Bounding box entries
+ + + +

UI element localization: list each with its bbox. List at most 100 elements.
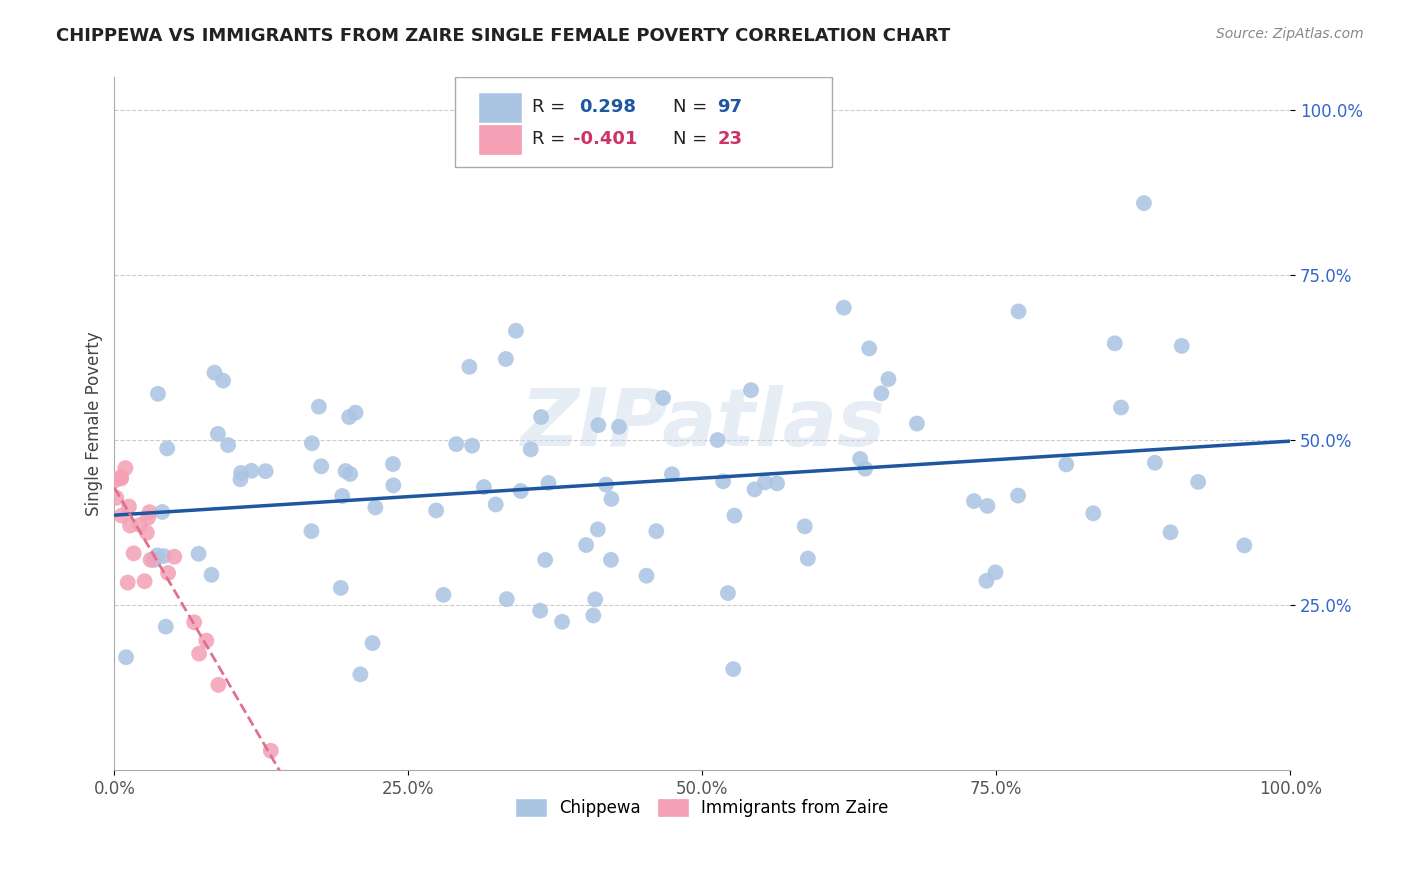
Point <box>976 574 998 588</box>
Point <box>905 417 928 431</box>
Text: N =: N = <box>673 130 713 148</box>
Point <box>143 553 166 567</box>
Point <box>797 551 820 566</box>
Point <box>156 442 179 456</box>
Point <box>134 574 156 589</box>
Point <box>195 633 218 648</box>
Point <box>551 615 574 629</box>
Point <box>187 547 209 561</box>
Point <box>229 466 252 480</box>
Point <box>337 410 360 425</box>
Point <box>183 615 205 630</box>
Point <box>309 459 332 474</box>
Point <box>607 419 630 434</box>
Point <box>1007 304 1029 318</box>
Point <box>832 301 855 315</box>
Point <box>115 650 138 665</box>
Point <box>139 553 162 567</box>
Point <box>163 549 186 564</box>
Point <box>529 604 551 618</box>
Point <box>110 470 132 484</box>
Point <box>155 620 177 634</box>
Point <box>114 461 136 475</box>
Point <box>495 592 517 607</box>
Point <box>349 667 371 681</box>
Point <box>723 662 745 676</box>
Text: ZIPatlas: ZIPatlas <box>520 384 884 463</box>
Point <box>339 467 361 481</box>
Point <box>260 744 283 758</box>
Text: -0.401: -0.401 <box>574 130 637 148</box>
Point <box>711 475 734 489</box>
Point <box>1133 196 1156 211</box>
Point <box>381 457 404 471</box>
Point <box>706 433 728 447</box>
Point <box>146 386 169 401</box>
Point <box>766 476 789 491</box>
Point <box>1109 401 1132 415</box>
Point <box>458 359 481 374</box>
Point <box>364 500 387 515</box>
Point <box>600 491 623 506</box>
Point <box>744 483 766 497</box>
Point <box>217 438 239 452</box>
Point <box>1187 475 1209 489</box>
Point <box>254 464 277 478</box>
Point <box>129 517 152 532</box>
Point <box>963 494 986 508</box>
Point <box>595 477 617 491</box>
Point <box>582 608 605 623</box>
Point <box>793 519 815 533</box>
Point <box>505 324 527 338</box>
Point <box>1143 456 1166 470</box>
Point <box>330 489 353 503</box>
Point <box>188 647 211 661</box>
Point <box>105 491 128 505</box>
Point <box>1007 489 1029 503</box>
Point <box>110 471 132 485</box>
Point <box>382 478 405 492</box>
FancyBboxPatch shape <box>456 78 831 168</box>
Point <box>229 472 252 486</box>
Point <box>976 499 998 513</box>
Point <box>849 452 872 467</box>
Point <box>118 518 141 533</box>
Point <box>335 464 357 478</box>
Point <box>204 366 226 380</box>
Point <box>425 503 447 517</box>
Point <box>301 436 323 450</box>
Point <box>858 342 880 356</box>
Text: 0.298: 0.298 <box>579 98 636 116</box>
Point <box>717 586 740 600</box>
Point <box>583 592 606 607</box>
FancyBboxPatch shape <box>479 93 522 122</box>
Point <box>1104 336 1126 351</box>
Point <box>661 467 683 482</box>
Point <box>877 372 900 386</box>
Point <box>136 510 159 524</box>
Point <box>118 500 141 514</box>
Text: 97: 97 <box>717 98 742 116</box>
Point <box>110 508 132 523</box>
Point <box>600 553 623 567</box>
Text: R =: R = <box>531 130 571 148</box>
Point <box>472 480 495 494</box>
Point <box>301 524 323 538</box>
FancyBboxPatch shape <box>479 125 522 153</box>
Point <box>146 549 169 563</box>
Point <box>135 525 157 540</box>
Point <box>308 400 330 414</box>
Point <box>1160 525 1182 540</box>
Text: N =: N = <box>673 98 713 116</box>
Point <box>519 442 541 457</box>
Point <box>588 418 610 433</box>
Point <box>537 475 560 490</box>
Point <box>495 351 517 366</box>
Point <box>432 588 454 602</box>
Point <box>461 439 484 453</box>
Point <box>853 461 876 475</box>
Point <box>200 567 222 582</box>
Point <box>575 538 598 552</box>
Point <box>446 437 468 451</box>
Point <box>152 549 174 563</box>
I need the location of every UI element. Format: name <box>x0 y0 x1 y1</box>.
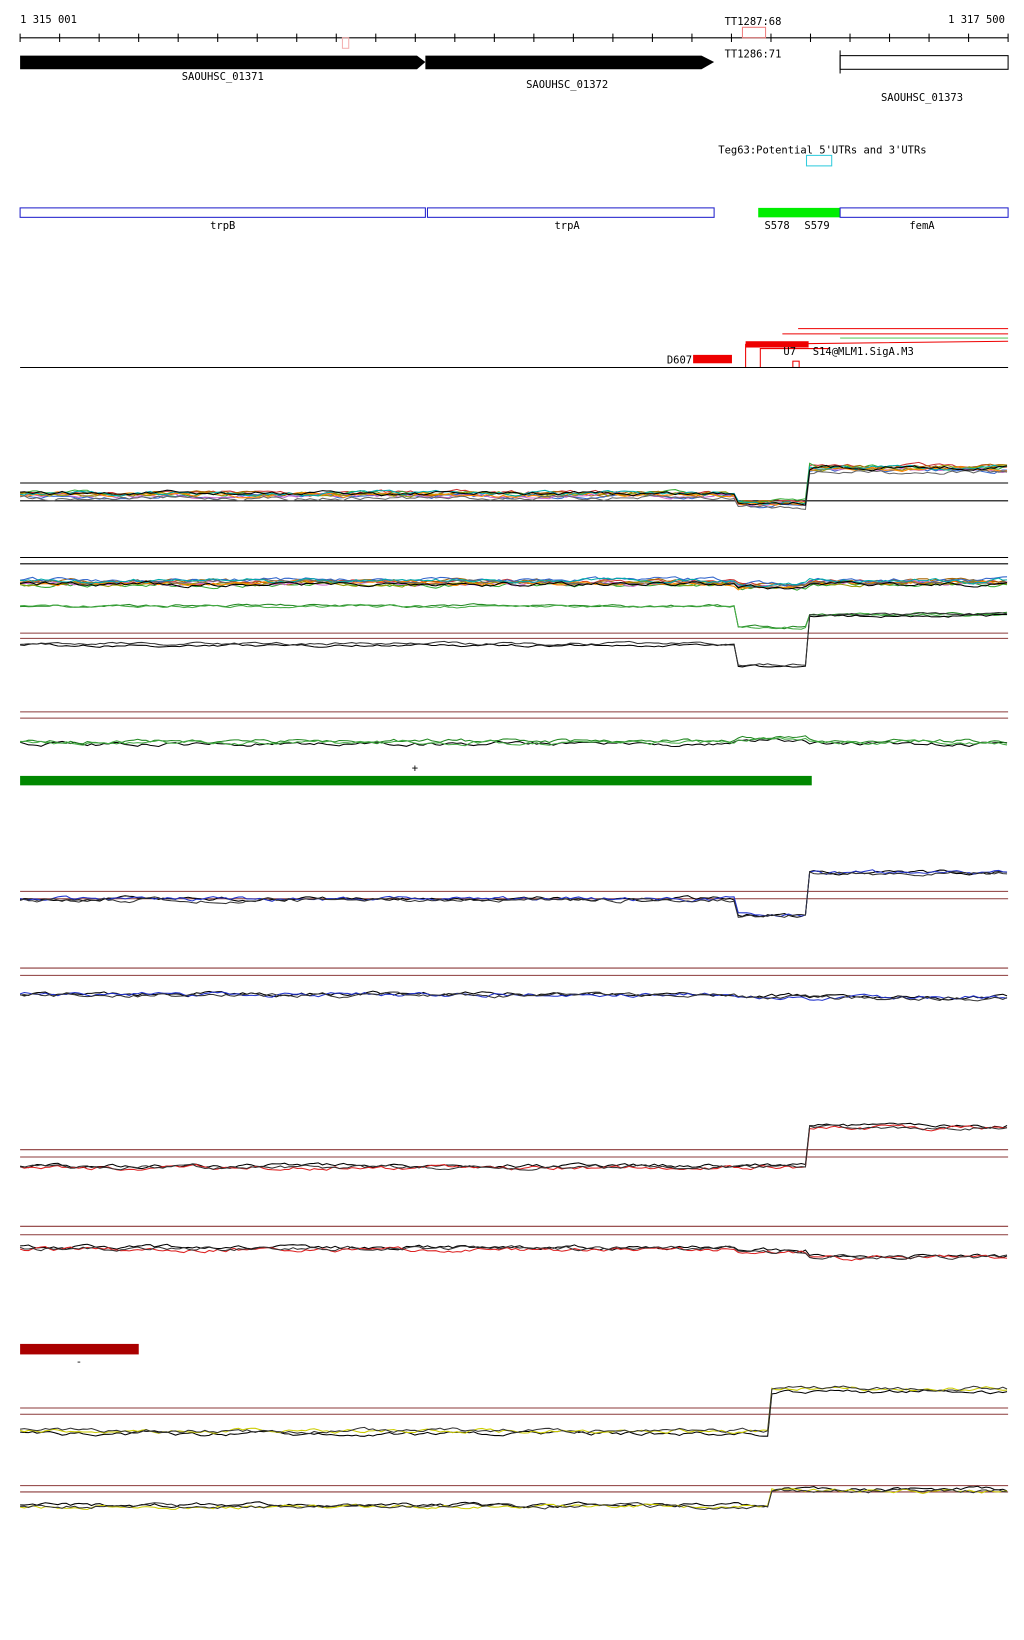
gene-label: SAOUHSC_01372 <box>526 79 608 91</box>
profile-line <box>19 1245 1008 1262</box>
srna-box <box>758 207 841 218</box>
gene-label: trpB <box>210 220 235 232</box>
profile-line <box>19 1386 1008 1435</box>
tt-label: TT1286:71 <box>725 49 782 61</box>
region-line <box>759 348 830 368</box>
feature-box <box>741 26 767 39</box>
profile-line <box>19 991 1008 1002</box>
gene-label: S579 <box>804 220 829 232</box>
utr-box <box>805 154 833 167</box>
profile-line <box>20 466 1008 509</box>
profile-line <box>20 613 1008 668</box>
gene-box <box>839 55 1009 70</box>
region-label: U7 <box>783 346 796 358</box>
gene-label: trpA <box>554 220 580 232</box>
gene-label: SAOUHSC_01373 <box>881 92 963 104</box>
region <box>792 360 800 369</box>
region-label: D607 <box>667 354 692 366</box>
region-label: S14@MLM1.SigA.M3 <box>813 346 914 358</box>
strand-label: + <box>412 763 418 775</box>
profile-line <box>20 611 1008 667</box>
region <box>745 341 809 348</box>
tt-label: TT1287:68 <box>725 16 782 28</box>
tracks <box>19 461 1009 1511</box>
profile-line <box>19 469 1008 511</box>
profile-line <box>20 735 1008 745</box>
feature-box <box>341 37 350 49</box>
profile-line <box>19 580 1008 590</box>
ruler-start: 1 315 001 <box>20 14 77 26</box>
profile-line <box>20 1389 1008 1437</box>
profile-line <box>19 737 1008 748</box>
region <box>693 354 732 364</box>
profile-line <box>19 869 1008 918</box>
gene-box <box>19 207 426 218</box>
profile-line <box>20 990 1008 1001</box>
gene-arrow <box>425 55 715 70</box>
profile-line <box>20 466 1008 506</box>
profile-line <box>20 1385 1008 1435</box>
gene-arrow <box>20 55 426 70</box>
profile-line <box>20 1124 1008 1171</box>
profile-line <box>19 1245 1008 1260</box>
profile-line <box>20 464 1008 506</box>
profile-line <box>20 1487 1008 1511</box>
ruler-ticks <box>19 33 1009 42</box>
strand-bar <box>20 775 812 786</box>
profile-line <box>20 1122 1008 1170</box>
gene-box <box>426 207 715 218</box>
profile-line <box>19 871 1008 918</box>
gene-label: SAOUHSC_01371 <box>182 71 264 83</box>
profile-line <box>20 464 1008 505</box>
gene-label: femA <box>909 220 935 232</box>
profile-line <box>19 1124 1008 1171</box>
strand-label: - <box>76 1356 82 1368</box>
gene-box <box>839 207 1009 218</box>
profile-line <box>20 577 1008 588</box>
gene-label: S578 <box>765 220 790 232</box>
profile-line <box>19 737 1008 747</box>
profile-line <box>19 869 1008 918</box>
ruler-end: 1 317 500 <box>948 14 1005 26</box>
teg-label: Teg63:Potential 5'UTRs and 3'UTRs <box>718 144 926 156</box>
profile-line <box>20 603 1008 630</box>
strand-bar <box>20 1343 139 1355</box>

+ + + +

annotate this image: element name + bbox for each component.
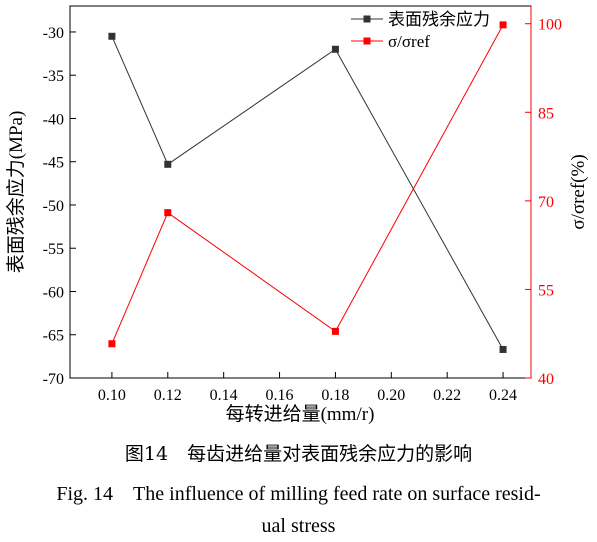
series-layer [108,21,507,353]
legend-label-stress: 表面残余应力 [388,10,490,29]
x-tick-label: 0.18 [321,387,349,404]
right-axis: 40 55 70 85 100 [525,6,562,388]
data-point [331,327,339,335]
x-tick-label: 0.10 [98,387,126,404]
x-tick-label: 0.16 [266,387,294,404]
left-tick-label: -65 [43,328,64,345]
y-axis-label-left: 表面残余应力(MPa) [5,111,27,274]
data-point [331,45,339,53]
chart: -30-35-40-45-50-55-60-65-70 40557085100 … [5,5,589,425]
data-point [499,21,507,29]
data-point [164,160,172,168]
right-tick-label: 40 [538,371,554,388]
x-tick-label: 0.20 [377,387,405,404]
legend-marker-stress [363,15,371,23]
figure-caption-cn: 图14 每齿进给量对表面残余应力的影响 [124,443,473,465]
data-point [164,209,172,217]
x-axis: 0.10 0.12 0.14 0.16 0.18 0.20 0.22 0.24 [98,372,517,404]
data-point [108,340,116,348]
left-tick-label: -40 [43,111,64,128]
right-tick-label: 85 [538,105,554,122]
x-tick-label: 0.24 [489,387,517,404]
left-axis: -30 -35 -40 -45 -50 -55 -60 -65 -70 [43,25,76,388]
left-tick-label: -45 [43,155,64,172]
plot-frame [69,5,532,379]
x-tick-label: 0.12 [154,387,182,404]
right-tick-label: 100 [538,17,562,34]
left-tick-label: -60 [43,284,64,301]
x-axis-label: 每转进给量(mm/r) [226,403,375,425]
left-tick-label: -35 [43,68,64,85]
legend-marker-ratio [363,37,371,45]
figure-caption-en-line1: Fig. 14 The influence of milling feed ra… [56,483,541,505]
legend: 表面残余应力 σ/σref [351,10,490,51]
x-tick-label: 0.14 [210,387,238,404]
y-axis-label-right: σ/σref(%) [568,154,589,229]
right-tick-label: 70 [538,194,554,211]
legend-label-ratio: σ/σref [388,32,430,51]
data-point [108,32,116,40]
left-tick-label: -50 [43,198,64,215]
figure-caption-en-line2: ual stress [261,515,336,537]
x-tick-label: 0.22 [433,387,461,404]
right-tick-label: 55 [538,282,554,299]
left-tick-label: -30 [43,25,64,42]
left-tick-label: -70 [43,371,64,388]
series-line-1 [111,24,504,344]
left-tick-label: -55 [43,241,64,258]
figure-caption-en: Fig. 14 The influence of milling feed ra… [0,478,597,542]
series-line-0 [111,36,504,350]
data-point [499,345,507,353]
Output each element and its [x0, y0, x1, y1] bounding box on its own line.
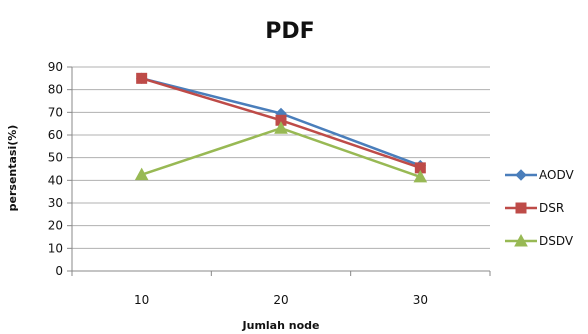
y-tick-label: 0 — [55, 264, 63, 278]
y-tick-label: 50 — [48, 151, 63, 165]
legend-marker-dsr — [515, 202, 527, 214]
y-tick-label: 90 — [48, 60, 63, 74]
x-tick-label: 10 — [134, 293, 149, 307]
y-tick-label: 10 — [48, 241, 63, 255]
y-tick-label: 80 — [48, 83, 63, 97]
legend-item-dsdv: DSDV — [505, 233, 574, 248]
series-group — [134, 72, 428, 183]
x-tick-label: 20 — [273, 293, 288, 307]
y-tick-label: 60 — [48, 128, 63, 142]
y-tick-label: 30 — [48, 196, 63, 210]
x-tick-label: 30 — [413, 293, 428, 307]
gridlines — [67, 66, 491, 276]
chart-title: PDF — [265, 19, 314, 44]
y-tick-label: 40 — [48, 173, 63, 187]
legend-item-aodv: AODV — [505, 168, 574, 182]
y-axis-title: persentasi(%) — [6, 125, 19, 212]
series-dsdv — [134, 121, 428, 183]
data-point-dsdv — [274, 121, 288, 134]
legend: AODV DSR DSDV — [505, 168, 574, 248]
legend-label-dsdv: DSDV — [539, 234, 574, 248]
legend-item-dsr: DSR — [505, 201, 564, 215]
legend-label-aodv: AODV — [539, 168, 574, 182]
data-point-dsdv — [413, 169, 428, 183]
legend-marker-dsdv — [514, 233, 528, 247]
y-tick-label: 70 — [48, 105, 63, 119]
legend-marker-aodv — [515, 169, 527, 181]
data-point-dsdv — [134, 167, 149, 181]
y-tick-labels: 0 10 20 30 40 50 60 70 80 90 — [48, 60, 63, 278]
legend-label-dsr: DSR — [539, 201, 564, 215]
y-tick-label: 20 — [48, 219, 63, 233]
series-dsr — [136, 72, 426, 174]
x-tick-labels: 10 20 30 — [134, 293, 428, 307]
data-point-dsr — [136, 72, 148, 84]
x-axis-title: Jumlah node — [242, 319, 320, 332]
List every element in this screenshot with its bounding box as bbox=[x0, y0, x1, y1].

+ + + +

• _Exercise prompt_
Output the data lines from the line with "Point <box>976 574 998 588</box>" to the line with "Point <box>204 366 226 380</box>", both included, as a JSON list of strings with one string per line and blank lines left out.

• _Task response_
[
  "Point <box>976 574 998 588</box>",
  "Point <box>905 417 928 431</box>",
  "Text: N =: N = <box>673 130 713 148</box>",
  "Point <box>143 553 166 567</box>",
  "Point <box>797 551 820 566</box>",
  "Point <box>156 442 179 456</box>",
  "Point <box>134 574 156 589</box>",
  "Point <box>195 633 218 648</box>",
  "Point <box>551 615 574 629</box>",
  "Point <box>187 547 209 561</box>",
  "Point <box>229 466 252 480</box>",
  "Point <box>337 410 360 425</box>",
  "Point <box>183 615 205 630</box>",
  "Point <box>309 459 332 474</box>",
  "Point <box>607 419 630 434</box>",
  "Point <box>1007 304 1029 318</box>",
  "Point <box>832 301 855 315</box>",
  "Point <box>115 650 138 665</box>",
  "Point <box>139 553 162 567</box>",
  "Point <box>163 549 186 564</box>",
  "Point <box>529 604 551 618</box>",
  "Point <box>110 470 132 484</box>",
  "Point <box>155 620 177 634</box>",
  "Point <box>114 461 136 475</box>",
  "Point <box>495 592 517 607</box>",
  "Point <box>349 667 371 681</box>",
  "Point <box>723 662 745 676</box>",
  "Text: ZIPatlas: ZIPatlas <box>520 384 884 463</box>",
  "Point <box>339 467 361 481</box>",
  "Point <box>260 744 283 758</box>",
  "Text: -0.401: -0.401 <box>574 130 637 148</box>",
  "Point <box>711 475 734 489</box>",
  "Point <box>1133 196 1156 211</box>",
  "Point <box>381 457 404 471</box>",
  "Point <box>706 433 728 447</box>",
  "Point <box>146 386 169 401</box>",
  "Point <box>766 476 789 491</box>",
  "Point <box>1109 401 1132 415</box>",
  "Point <box>458 359 481 374</box>",
  "Point <box>364 500 387 515</box>",
  "Point <box>600 491 623 506</box>",
  "Point <box>744 483 766 497</box>",
  "Point <box>217 438 239 452</box>",
  "Point <box>1187 475 1209 489</box>",
  "Point <box>254 464 277 478</box>",
  "Point <box>129 517 152 532</box>",
  "Point <box>963 494 986 508</box>",
  "Point <box>595 477 617 491</box>",
  "Point <box>582 608 605 623</box>",
  "Point <box>793 519 815 533</box>",
  "Point <box>505 324 527 338</box>",
  "Point <box>1143 456 1166 470</box>",
  "Point <box>330 489 353 503</box>",
  "Point <box>188 647 211 661</box>",
  "Point <box>105 491 128 505</box>",
  "Point <box>1007 489 1029 503</box>",
  "Point <box>110 471 132 485</box>",
  "Point <box>382 478 405 492</box>",
  "FancyBboxPatch shape <box>456 78 831 168</box>",
  "Point <box>229 472 252 486</box>",
  "Point <box>976 499 998 513</box>",
  "Point <box>849 452 872 467</box>",
  "Point <box>118 518 141 533</box>",
  "Point <box>335 464 357 478</box>",
  "Point <box>204 366 226 380</box>"
]